Locate the lines of the listing below that hold "Сезилган", then copy each of them.

━━ Data in this exercise

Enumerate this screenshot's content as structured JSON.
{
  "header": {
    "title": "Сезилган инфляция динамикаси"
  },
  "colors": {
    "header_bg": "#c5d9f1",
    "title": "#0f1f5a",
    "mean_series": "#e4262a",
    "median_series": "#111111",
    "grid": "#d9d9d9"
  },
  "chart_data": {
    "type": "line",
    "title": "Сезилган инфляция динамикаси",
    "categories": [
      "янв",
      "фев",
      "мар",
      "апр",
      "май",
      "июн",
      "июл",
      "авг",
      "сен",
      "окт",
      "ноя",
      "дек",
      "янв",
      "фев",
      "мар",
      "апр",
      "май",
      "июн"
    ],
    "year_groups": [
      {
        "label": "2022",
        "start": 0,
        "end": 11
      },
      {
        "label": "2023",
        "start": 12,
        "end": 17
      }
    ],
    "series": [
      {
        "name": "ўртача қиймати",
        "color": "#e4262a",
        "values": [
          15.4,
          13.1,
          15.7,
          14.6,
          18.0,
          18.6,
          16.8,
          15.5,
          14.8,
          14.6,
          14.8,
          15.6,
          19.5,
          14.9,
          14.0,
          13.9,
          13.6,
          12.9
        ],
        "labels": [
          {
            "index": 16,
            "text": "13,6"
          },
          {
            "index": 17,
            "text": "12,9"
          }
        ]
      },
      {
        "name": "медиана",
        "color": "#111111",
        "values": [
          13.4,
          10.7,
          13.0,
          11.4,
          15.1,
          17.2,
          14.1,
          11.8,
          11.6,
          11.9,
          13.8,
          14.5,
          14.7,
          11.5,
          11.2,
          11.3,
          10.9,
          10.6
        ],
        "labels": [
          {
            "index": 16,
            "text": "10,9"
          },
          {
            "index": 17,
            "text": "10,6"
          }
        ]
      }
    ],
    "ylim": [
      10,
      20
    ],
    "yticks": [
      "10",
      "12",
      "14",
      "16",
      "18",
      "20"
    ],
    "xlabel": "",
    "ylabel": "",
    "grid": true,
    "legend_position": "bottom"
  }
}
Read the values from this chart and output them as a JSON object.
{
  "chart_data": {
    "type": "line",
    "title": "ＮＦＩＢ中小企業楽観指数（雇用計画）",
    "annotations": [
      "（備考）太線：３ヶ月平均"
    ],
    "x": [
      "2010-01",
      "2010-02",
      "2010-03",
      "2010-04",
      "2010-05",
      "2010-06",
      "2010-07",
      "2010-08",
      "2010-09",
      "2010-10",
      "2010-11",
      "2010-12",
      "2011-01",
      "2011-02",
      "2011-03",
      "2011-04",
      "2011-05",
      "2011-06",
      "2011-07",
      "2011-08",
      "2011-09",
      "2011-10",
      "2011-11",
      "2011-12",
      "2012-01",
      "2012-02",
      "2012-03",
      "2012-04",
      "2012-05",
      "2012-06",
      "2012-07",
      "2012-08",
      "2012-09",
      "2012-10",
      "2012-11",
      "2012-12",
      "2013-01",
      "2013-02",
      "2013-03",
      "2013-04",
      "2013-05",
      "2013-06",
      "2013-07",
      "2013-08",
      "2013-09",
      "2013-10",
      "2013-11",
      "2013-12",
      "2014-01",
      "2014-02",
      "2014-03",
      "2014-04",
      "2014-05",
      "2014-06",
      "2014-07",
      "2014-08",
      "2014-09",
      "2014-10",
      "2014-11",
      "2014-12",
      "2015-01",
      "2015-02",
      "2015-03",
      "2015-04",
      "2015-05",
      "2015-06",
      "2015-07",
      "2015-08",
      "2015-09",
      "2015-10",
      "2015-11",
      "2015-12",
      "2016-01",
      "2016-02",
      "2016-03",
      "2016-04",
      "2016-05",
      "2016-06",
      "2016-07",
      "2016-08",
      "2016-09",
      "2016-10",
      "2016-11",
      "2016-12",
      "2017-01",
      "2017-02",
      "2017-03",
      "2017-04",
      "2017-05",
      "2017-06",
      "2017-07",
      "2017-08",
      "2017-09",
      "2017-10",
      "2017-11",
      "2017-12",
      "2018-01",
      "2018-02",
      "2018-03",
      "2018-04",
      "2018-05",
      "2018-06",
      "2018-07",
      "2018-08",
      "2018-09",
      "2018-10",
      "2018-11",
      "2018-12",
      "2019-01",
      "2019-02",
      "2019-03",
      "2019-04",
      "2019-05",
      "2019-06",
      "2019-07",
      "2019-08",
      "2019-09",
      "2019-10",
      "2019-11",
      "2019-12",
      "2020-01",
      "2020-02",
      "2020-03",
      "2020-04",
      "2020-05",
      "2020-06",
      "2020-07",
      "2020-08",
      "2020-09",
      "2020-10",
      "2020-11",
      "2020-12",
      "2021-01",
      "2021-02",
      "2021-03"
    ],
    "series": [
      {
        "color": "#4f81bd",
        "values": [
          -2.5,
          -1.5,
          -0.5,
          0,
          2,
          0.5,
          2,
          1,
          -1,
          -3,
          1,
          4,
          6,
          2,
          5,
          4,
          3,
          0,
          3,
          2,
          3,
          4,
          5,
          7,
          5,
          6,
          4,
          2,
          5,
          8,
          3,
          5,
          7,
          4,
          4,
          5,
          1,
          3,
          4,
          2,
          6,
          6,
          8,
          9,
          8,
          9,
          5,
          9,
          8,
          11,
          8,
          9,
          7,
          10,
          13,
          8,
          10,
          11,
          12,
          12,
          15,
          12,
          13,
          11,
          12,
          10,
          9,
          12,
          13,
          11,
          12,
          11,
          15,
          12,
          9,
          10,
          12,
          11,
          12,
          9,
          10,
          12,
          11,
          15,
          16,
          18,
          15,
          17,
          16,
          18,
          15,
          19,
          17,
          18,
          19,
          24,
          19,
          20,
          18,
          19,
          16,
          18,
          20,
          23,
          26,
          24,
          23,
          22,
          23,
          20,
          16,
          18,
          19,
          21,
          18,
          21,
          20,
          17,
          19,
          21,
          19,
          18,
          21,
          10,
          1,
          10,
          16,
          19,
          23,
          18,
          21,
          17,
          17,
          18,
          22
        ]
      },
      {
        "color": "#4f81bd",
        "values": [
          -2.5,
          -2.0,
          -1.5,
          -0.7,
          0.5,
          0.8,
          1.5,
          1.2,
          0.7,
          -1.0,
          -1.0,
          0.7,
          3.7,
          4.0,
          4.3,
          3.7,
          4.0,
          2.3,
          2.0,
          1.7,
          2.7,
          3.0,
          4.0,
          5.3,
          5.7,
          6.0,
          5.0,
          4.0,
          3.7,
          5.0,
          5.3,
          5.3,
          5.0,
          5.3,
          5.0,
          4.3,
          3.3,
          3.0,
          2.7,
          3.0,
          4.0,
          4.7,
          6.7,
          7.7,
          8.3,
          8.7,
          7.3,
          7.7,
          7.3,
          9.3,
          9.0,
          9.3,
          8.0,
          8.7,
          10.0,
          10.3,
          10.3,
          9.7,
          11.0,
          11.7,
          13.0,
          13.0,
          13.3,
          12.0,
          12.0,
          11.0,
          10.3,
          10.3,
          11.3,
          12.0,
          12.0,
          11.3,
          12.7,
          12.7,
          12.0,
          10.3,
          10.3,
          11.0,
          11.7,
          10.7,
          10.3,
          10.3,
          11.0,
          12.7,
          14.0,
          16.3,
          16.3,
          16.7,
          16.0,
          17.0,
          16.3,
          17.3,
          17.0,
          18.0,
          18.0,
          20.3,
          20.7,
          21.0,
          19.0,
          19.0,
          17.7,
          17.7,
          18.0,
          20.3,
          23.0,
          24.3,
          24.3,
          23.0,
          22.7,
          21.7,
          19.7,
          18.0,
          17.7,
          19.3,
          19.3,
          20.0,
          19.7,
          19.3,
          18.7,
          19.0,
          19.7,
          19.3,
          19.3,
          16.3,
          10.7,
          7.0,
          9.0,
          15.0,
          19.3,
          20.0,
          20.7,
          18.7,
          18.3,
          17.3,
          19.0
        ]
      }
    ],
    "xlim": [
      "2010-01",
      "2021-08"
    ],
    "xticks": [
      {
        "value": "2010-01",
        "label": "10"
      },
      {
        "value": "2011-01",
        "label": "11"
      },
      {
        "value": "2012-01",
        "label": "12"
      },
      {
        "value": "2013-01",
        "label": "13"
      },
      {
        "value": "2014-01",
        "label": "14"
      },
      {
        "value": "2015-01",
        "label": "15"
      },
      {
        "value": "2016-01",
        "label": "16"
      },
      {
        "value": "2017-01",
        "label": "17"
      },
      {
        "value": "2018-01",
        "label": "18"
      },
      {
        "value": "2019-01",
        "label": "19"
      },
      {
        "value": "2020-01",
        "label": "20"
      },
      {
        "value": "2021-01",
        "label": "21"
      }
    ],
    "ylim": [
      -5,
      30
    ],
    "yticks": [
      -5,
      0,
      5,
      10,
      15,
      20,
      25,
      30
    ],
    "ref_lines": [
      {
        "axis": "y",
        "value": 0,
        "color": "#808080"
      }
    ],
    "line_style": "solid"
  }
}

━━━━

Reply to the task
    "title": "Сезилган инфляция динамикаси"
    "title": "Сезилган инфляция динамикаси",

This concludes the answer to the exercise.